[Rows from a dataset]

*****

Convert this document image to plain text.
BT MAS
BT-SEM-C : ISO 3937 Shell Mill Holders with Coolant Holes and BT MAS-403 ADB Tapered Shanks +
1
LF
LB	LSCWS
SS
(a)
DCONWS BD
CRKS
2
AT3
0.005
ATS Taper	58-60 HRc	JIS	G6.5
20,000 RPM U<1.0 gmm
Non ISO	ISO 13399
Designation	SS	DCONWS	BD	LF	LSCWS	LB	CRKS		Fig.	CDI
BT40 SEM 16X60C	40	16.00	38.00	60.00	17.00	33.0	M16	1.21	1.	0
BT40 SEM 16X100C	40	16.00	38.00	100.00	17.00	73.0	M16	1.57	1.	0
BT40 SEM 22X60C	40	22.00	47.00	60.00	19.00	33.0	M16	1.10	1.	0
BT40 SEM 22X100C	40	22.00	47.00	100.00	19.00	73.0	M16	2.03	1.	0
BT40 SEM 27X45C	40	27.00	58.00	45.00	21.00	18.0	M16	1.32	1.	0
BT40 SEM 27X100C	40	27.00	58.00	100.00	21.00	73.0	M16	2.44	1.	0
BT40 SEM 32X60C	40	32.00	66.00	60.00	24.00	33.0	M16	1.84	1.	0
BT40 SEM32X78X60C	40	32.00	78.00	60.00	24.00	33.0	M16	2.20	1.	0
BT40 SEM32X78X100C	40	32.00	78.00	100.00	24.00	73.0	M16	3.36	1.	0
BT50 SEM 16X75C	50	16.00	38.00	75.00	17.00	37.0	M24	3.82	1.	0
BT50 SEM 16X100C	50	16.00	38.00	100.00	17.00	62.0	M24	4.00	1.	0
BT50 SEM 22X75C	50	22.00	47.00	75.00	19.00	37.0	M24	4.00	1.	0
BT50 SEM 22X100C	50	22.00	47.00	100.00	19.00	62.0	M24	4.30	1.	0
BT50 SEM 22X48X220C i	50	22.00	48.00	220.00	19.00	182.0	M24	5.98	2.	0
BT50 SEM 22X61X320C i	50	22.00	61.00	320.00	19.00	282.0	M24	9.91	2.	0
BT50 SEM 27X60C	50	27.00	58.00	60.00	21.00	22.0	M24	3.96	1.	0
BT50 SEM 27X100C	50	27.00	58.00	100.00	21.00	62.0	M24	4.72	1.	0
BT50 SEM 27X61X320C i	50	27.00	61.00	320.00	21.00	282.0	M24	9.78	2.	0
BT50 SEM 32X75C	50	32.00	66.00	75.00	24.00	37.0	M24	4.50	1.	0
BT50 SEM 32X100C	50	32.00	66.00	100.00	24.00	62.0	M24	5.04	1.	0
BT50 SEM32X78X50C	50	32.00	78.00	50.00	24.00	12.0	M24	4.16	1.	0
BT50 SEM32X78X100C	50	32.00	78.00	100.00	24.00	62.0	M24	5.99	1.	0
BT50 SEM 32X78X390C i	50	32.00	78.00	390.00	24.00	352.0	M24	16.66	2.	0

*****

Recopy the entries above in their entirety, exactly.

Convert this document image to plain text.
BT MAS
BT-SEM-C : ISO 3937 Shell Mill Holders with Coolant Holes and BT MAS-403 ADB Tapered Shanks +
1
LF
LB	LSCWS
SS
(a)
DCONWS BD
CRKS
2
AT3
0.005
ATS Taper	58-60 HRc	JIS	G6.5
20,000 RPM U<1.0 gmm
Non ISO	ISO 13399
Designation	SS	DCONWS	BD	LF	LSCWS	LB	CRKS		Fig.	CDI
BT40 SEM 16X60C	40	16.00	38.00	60.00	17.00	33.0	M16	1.21	1.	0
BT40 SEM 16X100C	40	16.00	38.00	100.00	17.00	73.0	M16	1.57	1.	0
BT40 SEM 22X60C	40	22.00	47.00	60.00	19.00	33.0	M16	1.10	1.	0
BT40 SEM 22X100C	40	22.00	47.00	100.00	19.00	73.0	M16	2.03	1.	0
BT40 SEM 27X45C	40	27.00	58.00	45.00	21.00	18.0	M16	1.32	1.	0
BT40 SEM 27X100C	40	27.00	58.00	100.00	21.00	73.0	M16	2.44	1.	0
BT40 SEM 32X60C	40	32.00	66.00	60.00	24.00	33.0	M16	1.84	1.	0
BT40 SEM32X78X60C	40	32.00	78.00	60.00	24.00	33.0	M16	2.20	1.	0
BT40 SEM32X78X100C	40	32.00	78.00	100.00	24.00	73.0	M16	3.36	1.	0
BT50 SEM 16X75C	50	16.00	38.00	75.00	17.00	37.0	M24	3.82	1.	0
BT50 SEM 16X100C	50	16.00	38.00	100.00	17.00	62.0	M24	4.00	1.	0
BT50 SEM 22X75C	50	22.00	47.00	75.00	19.00	37.0	M24	4.00	1.	0
BT50 SEM 22X100C	50	22.00	47.00	100.00	19.00	62.0	M24	4.30	1.	0
BT50 SEM 22X48X220C i	50	22.00	48.00	220.00	19.00	182.0	M24	5.98	2.	0
BT50 SEM 22X61X320C i	50	22.00	61.00	320.00	19.00	282.0	M24	9.91	2.	0
BT50 SEM 27X60C	50	27.00	58.00	60.00	21.00	22.0	M24	3.96	1.	0
BT50 SEM 27X100C	50	27.00	58.00	100.00	21.00	62.0	M24	4.72	1.	0
BT50 SEM 27X61X320C i	50	27.00	61.00	320.00	21.00	282.0	M24	9.78	2.	0
BT50 SEM 32X75C	50	32.00	66.00	75.00	24.00	37.0	M24	4.50	1.	0
BT50 SEM 32X100C	50	32.00	66.00	100.00	24.00	62.0	M24	5.04	1.	0
BT50 SEM32X78X50C	50	32.00	78.00	50.00	24.00	12.0	M24	4.16	1.	0
BT50 SEM32X78X100C	50	32.00	78.00	100.00	24.00	62.0	M24	5.99	1.	0
BT50 SEM 32X78X390C i	50	32.00	78.00	390.00	24.00	352.0	M24	16.66	2.	0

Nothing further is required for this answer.